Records
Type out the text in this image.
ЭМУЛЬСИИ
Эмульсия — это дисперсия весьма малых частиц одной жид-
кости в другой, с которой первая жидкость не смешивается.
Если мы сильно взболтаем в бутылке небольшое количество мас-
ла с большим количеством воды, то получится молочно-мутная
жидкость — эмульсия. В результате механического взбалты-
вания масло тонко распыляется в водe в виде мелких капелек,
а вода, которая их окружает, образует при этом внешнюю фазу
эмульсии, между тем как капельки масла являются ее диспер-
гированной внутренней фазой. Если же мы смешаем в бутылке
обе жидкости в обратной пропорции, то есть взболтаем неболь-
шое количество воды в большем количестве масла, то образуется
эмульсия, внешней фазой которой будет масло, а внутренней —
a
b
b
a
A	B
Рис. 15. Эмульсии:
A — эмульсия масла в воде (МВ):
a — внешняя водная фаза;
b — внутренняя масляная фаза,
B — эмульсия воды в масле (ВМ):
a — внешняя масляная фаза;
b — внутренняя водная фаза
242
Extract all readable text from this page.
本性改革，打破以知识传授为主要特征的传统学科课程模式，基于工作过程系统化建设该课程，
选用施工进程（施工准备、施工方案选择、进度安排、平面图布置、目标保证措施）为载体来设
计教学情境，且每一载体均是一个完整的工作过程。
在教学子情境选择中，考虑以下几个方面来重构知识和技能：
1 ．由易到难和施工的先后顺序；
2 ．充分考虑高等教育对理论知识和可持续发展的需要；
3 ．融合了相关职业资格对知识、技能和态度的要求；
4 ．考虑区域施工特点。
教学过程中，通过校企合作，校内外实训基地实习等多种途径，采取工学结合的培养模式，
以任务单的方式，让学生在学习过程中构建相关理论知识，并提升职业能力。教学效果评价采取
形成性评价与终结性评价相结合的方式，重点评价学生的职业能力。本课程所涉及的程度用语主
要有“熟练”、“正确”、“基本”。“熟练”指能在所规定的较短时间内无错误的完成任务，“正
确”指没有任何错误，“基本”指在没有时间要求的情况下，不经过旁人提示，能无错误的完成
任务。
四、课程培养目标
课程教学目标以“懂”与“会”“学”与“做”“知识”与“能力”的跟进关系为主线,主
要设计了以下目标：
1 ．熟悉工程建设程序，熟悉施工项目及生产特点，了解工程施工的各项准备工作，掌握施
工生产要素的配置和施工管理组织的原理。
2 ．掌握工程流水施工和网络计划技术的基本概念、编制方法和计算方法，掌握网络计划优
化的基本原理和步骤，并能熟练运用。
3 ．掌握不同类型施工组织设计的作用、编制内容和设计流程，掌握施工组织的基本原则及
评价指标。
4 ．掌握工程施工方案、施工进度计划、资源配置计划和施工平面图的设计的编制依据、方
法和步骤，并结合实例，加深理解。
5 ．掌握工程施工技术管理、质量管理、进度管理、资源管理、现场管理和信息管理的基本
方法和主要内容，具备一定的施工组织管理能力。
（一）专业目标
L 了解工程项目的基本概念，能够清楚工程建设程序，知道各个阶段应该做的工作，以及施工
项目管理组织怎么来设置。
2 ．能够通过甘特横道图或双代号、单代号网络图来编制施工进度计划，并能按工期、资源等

Given instruction :: Give all the records again. Match them exactly.

Response to the task ::
Type out the text in this image.
ЭМУЛЬСИИ
Эмульсия — это дисперсия весьма малых частиц одной жид-
кости в другой, с которой первая жидкость не смешивается.
Если мы сильно взболтаем в бутылке небольшое количество мас-
ла с большим количеством воды, то получится молочно-мутная
жидкость — эмульсия. В результате механического взбалты-
вания масло тонко распыляется в водe в виде мелких капелек,
а вода, которая их окружает, образует при этом внешнюю фазу
эмульсии, между тем как капельки масла являются ее диспер-
гированной внутренней фазой. Если же мы смешаем в бутылке
обе жидкости в обратной пропорции, то есть взболтаем неболь-
шое количество воды в большем количестве масла, то образуется
эмульсия, внешней фазой которой будет масло, а внутренней —
a
b
b
a
A	B
Рис. 15. Эмульсии:
A — эмульсия масла в воде (МВ):
a — внешняя водная фаза;
b — внутренняя масляная фаза,
B — эмульсия воды в масле (ВМ):
a — внешняя масляная фаза;
b — внутренняя водная фаза
242
Extract all readable text from this page.
本性改革，打破以知识传授为主要特征的传统学科课程模式，基于工作过程系统化建设该课程，
选用施工进程（施工准备、施工方案选择、进度安排、平面图布置、目标保证措施）为载体来设
计教学情境，且每一载体均是一个完整的工作过程。
在教学子情境选择中，考虑以下几个方面来重构知识和技能：
1 ．由易到难和施工的先后顺序；
2 ．充分考虑高等教育对理论知识和可持续发展的需要；
3 ．融合了相关职业资格对知识、技能和态度的要求；
4 ．考虑区域施工特点。
教学过程中，通过校企合作，校内外实训基地实习等多种途径，采取工学结合的培养模式，
以任务单的方式，让学生在学习过程中构建相关理论知识，并提升职业能力。教学效果评价采取
形成性评价与终结性评价相结合的方式，重点评价学生的职业能力。本课程所涉及的程度用语主
要有“熟练”、“正确”、“基本”。“熟练”指能在所规定的较短时间内无错误的完成任务，“正
确”指没有任何错误，“基本”指在没有时间要求的情况下，不经过旁人提示，能无错误的完成
任务。
四、课程培养目标
课程教学目标以“懂”与“会”“学”与“做”“知识”与“能力”的跟进关系为主线,主
要设计了以下目标：
1 ．熟悉工程建设程序，熟悉施工项目及生产特点，了解工程施工的各项准备工作，掌握施
工生产要素的配置和施工管理组织的原理。
2 ．掌握工程流水施工和网络计划技术的基本概念、编制方法和计算方法，掌握网络计划优
化的基本原理和步骤，并能熟练运用。
3 ．掌握不同类型施工组织设计的作用、编制内容和设计流程，掌握施工组织的基本原则及
评价指标。
4 ．掌握工程施工方案、施工进度计划、资源配置计划和施工平面图的设计的编制依据、方
法和步骤，并结合实例，加深理解。
5 ．掌握工程施工技术管理、质量管理、进度管理、资源管理、现场管理和信息管理的基本
方法和主要内容，具备一定的施工组织管理能力。
（一）专业目标
L 了解工程项目的基本概念，能够清楚工程建设程序，知道各个阶段应该做的工作，以及施工
项目管理组织怎么来设置。
2 ．能够通过甘特横道图或双代号、单代号网络图来编制施工进度计划，并能按工期、资源等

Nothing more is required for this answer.